- WHAT YOU WILL DO -
Copy the records below exactly as they are written.

*-*-*

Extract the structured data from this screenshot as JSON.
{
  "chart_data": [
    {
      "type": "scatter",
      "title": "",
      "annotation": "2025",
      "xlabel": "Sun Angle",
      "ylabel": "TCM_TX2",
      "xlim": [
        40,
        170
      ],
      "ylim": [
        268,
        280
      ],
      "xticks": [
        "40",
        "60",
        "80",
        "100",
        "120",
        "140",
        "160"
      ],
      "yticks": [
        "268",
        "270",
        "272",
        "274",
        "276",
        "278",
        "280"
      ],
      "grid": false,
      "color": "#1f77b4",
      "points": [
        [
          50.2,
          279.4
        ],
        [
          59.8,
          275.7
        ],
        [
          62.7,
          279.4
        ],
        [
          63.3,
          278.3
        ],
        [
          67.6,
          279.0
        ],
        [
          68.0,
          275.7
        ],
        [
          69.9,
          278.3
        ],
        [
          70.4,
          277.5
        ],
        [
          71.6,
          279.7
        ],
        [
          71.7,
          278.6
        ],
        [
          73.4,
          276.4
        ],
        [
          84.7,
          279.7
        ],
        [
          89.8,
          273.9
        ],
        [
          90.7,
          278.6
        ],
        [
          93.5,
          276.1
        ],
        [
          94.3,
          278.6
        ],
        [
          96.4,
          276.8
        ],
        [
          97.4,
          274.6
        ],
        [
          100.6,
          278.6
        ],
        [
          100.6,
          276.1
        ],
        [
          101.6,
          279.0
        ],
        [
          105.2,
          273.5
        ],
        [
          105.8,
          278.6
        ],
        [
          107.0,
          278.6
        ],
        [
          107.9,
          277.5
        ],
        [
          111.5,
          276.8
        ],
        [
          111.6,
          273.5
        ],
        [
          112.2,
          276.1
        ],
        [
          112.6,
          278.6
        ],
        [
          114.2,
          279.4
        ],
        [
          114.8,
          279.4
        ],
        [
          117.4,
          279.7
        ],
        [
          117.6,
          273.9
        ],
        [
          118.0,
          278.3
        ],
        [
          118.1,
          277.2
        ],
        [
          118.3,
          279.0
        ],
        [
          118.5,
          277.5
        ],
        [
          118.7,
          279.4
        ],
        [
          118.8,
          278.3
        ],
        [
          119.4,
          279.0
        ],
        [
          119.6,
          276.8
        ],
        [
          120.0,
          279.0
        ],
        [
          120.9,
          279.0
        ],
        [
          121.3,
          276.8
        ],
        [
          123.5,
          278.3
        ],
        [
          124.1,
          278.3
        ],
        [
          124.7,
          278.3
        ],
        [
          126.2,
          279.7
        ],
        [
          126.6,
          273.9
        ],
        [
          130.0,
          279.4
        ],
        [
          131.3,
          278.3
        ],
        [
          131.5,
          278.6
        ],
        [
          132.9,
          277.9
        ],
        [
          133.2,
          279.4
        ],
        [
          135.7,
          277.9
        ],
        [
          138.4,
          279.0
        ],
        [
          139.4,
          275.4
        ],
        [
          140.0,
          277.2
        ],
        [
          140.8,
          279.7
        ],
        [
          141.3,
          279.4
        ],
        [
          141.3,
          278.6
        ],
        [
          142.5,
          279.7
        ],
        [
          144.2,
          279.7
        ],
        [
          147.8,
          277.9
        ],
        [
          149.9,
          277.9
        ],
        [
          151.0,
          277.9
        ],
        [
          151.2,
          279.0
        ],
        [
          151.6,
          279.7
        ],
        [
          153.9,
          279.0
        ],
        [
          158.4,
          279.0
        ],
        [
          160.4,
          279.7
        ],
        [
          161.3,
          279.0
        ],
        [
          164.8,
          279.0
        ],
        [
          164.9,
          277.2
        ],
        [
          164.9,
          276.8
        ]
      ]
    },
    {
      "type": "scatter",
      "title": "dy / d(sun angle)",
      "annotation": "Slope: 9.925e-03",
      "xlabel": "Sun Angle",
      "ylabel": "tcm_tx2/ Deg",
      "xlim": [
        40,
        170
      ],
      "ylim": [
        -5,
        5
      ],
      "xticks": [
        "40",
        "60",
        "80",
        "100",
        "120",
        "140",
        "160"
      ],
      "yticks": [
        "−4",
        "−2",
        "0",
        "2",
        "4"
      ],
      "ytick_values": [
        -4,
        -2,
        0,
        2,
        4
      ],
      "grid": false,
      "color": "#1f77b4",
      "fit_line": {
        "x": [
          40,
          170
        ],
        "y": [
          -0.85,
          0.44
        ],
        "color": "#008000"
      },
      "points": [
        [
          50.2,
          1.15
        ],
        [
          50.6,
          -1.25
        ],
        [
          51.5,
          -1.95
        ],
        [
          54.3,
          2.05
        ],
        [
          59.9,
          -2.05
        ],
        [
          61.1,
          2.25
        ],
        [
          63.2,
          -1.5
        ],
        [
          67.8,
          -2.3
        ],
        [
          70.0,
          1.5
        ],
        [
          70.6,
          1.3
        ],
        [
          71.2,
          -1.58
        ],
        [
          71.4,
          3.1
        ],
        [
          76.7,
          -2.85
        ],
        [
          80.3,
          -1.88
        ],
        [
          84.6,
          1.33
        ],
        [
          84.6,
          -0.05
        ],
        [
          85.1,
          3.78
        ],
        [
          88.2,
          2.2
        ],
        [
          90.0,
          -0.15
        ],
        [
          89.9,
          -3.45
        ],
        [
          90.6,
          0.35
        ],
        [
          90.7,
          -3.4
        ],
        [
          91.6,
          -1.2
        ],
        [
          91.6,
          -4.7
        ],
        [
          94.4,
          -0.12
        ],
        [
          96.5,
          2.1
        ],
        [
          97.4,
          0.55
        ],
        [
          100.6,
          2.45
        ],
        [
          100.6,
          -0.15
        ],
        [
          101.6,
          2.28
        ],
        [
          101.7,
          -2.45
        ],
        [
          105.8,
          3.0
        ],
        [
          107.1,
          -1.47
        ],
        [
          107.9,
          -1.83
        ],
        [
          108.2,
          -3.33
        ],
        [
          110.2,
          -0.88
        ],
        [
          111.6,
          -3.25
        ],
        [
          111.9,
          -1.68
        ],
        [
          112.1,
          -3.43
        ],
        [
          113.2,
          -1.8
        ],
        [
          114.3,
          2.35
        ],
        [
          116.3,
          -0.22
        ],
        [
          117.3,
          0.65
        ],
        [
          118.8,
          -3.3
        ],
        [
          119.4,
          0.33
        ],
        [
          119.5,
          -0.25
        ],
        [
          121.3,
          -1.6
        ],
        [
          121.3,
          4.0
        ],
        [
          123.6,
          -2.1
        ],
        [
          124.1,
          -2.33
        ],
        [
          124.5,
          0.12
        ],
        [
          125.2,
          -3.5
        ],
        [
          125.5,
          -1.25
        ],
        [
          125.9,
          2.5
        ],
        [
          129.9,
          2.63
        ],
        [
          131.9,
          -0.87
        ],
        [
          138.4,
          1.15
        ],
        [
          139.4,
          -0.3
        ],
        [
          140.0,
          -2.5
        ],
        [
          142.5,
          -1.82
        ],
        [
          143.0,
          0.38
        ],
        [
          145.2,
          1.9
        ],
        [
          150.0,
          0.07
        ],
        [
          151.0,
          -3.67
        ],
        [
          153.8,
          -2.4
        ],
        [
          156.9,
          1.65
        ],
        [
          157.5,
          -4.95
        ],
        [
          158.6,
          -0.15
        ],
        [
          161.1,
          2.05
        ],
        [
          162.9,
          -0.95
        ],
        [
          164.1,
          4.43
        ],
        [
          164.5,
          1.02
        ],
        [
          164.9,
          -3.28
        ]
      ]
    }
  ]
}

*-*-*

- FINISHED EXERCISE -
Extract the structured data from this screenshot as JSON.
{
  "chart_data": [
    {
      "type": "scatter",
      "title": "",
      "annotation": "2025",
      "xlabel": "Sun Angle",
      "ylabel": "TCM_TX2",
      "xlim": [
        40,
        170
      ],
      "ylim": [
        268,
        280
      ],
      "xticks": [
        "40",
        "60",
        "80",
        "100",
        "120",
        "140",
        "160"
      ],
      "yticks": [
        "268",
        "270",
        "272",
        "274",
        "276",
        "278",
        "280"
      ],
      "grid": false,
      "color": "#1f77b4",
      "points": [
        [
          50.2,
          279.4
        ],
        [
          59.8,
          275.7
        ],
        [
          62.7,
          279.4
        ],
        [
          63.3,
          278.3
        ],
        [
          67.6,
          279.0
        ],
        [
          68.0,
          275.7
        ],
        [
          69.9,
          278.3
        ],
        [
          70.4,
          277.5
        ],
        [
          71.6,
          279.7
        ],
        [
          71.7,
          278.6
        ],
        [
          73.4,
          276.4
        ],
        [
          84.7,
          279.7
        ],
        [
          89.8,
          273.9
        ],
        [
          90.7,
          278.6
        ],
        [
          93.5,
          276.1
        ],
        [
          94.3,
          278.6
        ],
        [
          96.4,
          276.8
        ],
        [
          97.4,
          274.6
        ],
        [
          100.6,
          278.6
        ],
        [
          100.6,
          276.1
        ],
        [
          101.6,
          279.0
        ],
        [
          105.2,
          273.5
        ],
        [
          105.8,
          278.6
        ],
        [
          107.0,
          278.6
        ],
        [
          107.9,
          277.5
        ],
        [
          111.5,
          276.8
        ],
        [
          111.6,
          273.5
        ],
        [
          112.2,
          276.1
        ],
        [
          112.6,
          278.6
        ],
        [
          114.2,
          279.4
        ],
        [
          114.8,
          279.4
        ],
        [
          117.4,
          279.7
        ],
        [
          117.6,
          273.9
        ],
        [
          118.0,
          278.3
        ],
        [
          118.1,
          277.2
        ],
        [
          118.3,
          279.0
        ],
        [
          118.5,
          277.5
        ],
        [
          118.7,
          279.4
        ],
        [
          118.8,
          278.3
        ],
        [
          119.4,
          279.0
        ],
        [
          119.6,
          276.8
        ],
        [
          120.0,
          279.0
        ],
        [
          120.9,
          279.0
        ],
        [
          121.3,
          276.8
        ],
        [
          123.5,
          278.3
        ],
        [
          124.1,
          278.3
        ],
        [
          124.7,
          278.3
        ],
        [
          126.2,
          279.7
        ],
        [
          126.6,
          273.9
        ],
        [
          130.0,
          279.4
        ],
        [
          131.3,
          278.3
        ],
        [
          131.5,
          278.6
        ],
        [
          132.9,
          277.9
        ],
        [
          133.2,
          279.4
        ],
        [
          135.7,
          277.9
        ],
        [
          138.4,
          279.0
        ],
        [
          139.4,
          275.4
        ],
        [
          140.0,
          277.2
        ],
        [
          140.8,
          279.7
        ],
        [
          141.3,
          279.4
        ],
        [
          141.3,
          278.6
        ],
        [
          142.5,
          279.7
        ],
        [
          144.2,
          279.7
        ],
        [
          147.8,
          277.9
        ],
        [
          149.9,
          277.9
        ],
        [
          151.0,
          277.9
        ],
        [
          151.2,
          279.0
        ],
        [
          151.6,
          279.7
        ],
        [
          153.9,
          279.0
        ],
        [
          158.4,
          279.0
        ],
        [
          160.4,
          279.7
        ],
        [
          161.3,
          279.0
        ],
        [
          164.8,
          279.0
        ],
        [
          164.9,
          277.2
        ],
        [
          164.9,
          276.8
        ]
      ]
    },
    {
      "type": "scatter",
      "title": "dy / d(sun angle)",
      "annotation": "Slope: 9.925e-03",
      "xlabel": "Sun Angle",
      "ylabel": "tcm_tx2/ Deg",
      "xlim": [
        40,
        170
      ],
      "ylim": [
        -5,
        5
      ],
      "xticks": [
        "40",
        "60",
        "80",
        "100",
        "120",
        "140",
        "160"
      ],
      "yticks": [
        "−4",
        "−2",
        "0",
        "2",
        "4"
      ],
      "ytick_values": [
        -4,
        -2,
        0,
        2,
        4
      ],
      "grid": false,
      "color": "#1f77b4",
      "fit_line": {
        "x": [
          40,
          170
        ],
        "y": [
          -0.85,
          0.44
        ],
        "color": "#008000"
      },
      "points": [
        [
          50.2,
          1.15
        ],
        [
          50.6,
          -1.25
        ],
        [
          51.5,
          -1.95
        ],
        [
          54.3,
          2.05
        ],
        [
          59.9,
          -2.05
        ],
        [
          61.1,
          2.25
        ],
        [
          63.2,
          -1.5
        ],
        [
          67.8,
          -2.3
        ],
        [
          70.0,
          1.5
        ],
        [
          70.6,
          1.3
        ],
        [
          71.2,
          -1.58
        ],
        [
          71.4,
          3.1
        ],
        [
          76.7,
          -2.85
        ],
        [
          80.3,
          -1.88
        ],
        [
          84.6,
          1.33
        ],
        [
          84.6,
          -0.05
        ],
        [
          85.1,
          3.78
        ],
        [
          88.2,
          2.2
        ],
        [
          90.0,
          -0.15
        ],
        [
          89.9,
          -3.45
        ],
        [
          90.6,
          0.35
        ],
        [
          90.7,
          -3.4
        ],
        [
          91.6,
          -1.2
        ],
        [
          91.6,
          -4.7
        ],
        [
          94.4,
          -0.12
        ],
        [
          96.5,
          2.1
        ],
        [
          97.4,
          0.55
        ],
        [
          100.6,
          2.45
        ],
        [
          100.6,
          -0.15
        ],
        [
          101.6,
          2.28
        ],
        [
          101.7,
          -2.45
        ],
        [
          105.8,
          3.0
        ],
        [
          107.1,
          -1.47
        ],
        [
          107.9,
          -1.83
        ],
        [
          108.2,
          -3.33
        ],
        [
          110.2,
          -0.88
        ],
        [
          111.6,
          -3.25
        ],
        [
          111.9,
          -1.68
        ],
        [
          112.1,
          -3.43
        ],
        [
          113.2,
          -1.8
        ],
        [
          114.3,
          2.35
        ],
        [
          116.3,
          -0.22
        ],
        [
          117.3,
          0.65
        ],
        [
          118.8,
          -3.3
        ],
        [
          119.4,
          0.33
        ],
        [
          119.5,
          -0.25
        ],
        [
          121.3,
          -1.6
        ],
        [
          121.3,
          4.0
        ],
        [
          123.6,
          -2.1
        ],
        [
          124.1,
          -2.33
        ],
        [
          124.5,
          0.12
        ],
        [
          125.2,
          -3.5
        ],
        [
          125.5,
          -1.25
        ],
        [
          125.9,
          2.5
        ],
        [
          129.9,
          2.63
        ],
        [
          131.9,
          -0.87
        ],
        [
          138.4,
          1.15
        ],
        [
          139.4,
          -0.3
        ],
        [
          140.0,
          -2.5
        ],
        [
          142.5,
          -1.82
        ],
        [
          143.0,
          0.38
        ],
        [
          145.2,
          1.9
        ],
        [
          150.0,
          0.07
        ],
        [
          151.0,
          -3.67
        ],
        [
          153.8,
          -2.4
        ],
        [
          156.9,
          1.65
        ],
        [
          157.5,
          -4.95
        ],
        [
          158.6,
          -0.15
        ],
        [
          161.1,
          2.05
        ],
        [
          162.9,
          -0.95
        ],
        [
          164.1,
          4.43
        ],
        [
          164.5,
          1.02
        ],
        [
          164.9,
          -3.28
        ]
      ]
    }
  ]
}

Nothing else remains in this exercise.